GIVEN EXERCISE
Return the whole listing exactly as it stands.

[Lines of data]
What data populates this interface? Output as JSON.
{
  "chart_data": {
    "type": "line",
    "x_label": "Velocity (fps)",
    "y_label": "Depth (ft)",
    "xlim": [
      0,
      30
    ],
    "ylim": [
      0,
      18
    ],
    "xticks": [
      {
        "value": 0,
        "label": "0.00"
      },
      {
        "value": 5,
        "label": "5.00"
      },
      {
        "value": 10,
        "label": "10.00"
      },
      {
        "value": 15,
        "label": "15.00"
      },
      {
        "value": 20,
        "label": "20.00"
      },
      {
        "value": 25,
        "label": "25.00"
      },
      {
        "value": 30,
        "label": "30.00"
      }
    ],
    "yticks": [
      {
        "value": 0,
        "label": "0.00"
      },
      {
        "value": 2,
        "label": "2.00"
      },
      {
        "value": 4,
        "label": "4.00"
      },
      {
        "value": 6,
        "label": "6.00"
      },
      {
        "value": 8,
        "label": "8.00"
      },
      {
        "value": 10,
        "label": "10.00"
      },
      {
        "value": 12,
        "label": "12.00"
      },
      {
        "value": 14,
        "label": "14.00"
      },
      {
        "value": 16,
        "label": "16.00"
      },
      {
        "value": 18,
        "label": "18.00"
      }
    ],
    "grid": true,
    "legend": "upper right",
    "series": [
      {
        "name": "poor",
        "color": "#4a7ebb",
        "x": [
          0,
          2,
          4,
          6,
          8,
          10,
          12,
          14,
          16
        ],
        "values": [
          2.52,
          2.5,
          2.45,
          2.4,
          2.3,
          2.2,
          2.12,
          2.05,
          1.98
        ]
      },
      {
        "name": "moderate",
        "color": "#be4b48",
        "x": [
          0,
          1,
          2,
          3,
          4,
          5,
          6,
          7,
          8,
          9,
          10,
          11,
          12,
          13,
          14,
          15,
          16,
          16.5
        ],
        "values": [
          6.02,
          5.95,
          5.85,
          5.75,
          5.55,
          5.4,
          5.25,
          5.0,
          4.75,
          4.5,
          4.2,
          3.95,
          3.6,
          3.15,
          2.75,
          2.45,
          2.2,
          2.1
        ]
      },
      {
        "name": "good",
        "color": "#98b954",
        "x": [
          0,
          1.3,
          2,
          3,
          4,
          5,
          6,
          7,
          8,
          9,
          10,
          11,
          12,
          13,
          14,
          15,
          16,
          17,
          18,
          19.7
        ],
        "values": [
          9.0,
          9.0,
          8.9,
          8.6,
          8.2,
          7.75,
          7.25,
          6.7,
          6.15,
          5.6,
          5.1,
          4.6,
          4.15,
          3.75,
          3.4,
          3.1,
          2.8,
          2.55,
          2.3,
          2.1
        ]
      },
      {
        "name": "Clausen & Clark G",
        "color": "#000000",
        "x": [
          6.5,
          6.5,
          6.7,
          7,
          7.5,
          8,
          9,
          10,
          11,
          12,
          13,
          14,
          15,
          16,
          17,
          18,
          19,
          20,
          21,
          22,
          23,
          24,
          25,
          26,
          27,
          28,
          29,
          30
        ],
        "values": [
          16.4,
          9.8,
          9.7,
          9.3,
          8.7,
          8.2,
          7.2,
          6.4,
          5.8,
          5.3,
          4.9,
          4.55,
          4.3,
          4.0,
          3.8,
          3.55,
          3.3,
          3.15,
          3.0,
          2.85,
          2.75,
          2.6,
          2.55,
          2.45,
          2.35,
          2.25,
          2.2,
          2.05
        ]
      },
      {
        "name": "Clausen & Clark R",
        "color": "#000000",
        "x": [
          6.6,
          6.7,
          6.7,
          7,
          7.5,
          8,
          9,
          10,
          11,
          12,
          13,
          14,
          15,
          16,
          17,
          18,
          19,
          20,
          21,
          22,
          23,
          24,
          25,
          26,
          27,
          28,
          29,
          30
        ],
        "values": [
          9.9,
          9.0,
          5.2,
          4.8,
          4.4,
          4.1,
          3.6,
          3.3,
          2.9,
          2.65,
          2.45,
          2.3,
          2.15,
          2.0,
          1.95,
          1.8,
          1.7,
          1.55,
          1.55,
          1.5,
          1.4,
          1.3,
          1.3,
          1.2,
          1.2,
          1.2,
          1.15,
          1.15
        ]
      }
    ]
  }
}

TASK RESPONSE
What data populates this interface? Output as JSON.
{
  "chart_data": {
    "type": "line",
    "x_label": "Velocity (fps)",
    "y_label": "Depth (ft)",
    "xlim": [
      0,
      30
    ],
    "ylim": [
      0,
      18
    ],
    "xticks": [
      {
        "value": 0,
        "label": "0.00"
      },
      {
        "value": 5,
        "label": "5.00"
      },
      {
        "value": 10,
        "label": "10.00"
      },
      {
        "value": 15,
        "label": "15.00"
      },
      {
        "value": 20,
        "label": "20.00"
      },
      {
        "value": 25,
        "label": "25.00"
      },
      {
        "value": 30,
        "label": "30.00"
      }
    ],
    "yticks": [
      {
        "value": 0,
        "label": "0.00"
      },
      {
        "value": 2,
        "label": "2.00"
      },
      {
        "value": 4,
        "label": "4.00"
      },
      {
        "value": 6,
        "label": "6.00"
      },
      {
        "value": 8,
        "label": "8.00"
      },
      {
        "value": 10,
        "label": "10.00"
      },
      {
        "value": 12,
        "label": "12.00"
      },
      {
        "value": 14,
        "label": "14.00"
      },
      {
        "value": 16,
        "label": "16.00"
      },
      {
        "value": 18,
        "label": "18.00"
      }
    ],
    "grid": true,
    "legend": "upper right",
    "series": [
      {
        "name": "poor",
        "color": "#4a7ebb",
        "x": [
          0,
          2,
          4,
          6,
          8,
          10,
          12,
          14,
          16
        ],
        "values": [
          2.52,
          2.5,
          2.45,
          2.4,
          2.3,
          2.2,
          2.12,
          2.05,
          1.98
        ]
      },
      {
        "name": "moderate",
        "color": "#be4b48",
        "x": [
          0,
          1,
          2,
          3,
          4,
          5,
          6,
          7,
          8,
          9,
          10,
          11,
          12,
          13,
          14,
          15,
          16,
          16.5
        ],
        "values": [
          6.02,
          5.95,
          5.85,
          5.75,
          5.55,
          5.4,
          5.25,
          5.0,
          4.75,
          4.5,
          4.2,
          3.95,
          3.6,
          3.15,
          2.75,
          2.45,
          2.2,
          2.1
        ]
      },
      {
        "name": "good",
        "color": "#98b954",
        "x": [
          0,
          1.3,
          2,
          3,
          4,
          5,
          6,
          7,
          8,
          9,
          10,
          11,
          12,
          13,
          14,
          15,
          16,
          17,
          18,
          19.7
        ],
        "values": [
          9.0,
          9.0,
          8.9,
          8.6,
          8.2,
          7.75,
          7.25,
          6.7,
          6.15,
          5.6,
          5.1,
          4.6,
          4.15,
          3.75,
          3.4,
          3.1,
          2.8,
          2.55,
          2.3,
          2.1
        ]
      },
      {
        "name": "Clausen & Clark G",
        "color": "#000000",
        "x": [
          6.5,
          6.5,
          6.7,
          7,
          7.5,
          8,
          9,
          10,
          11,
          12,
          13,
          14,
          15,
          16,
          17,
          18,
          19,
          20,
          21,
          22,
          23,
          24,
          25,
          26,
          27,
          28,
          29,
          30
        ],
        "values": [
          16.4,
          9.8,
          9.7,
          9.3,
          8.7,
          8.2,
          7.2,
          6.4,
          5.8,
          5.3,
          4.9,
          4.55,
          4.3,
          4.0,
          3.8,
          3.55,
          3.3,
          3.15,
          3.0,
          2.85,
          2.75,
          2.6,
          2.55,
          2.45,
          2.35,
          2.25,
          2.2,
          2.05
        ]
      },
      {
        "name": "Clausen & Clark R",
        "color": "#000000",
        "x": [
          6.6,
          6.7,
          6.7,
          7,
          7.5,
          8,
          9,
          10,
          11,
          12,
          13,
          14,
          15,
          16,
          17,
          18,
          19,
          20,
          21,
          22,
          23,
          24,
          25,
          26,
          27,
          28,
          29,
          30
        ],
        "values": [
          9.9,
          9.0,
          5.2,
          4.8,
          4.4,
          4.1,
          3.6,
          3.3,
          2.9,
          2.65,
          2.45,
          2.3,
          2.15,
          2.0,
          1.95,
          1.8,
          1.7,
          1.55,
          1.55,
          1.5,
          1.4,
          1.3,
          1.3,
          1.2,
          1.2,
          1.2,
          1.15,
          1.15
        ]
      }
    ]
  }
}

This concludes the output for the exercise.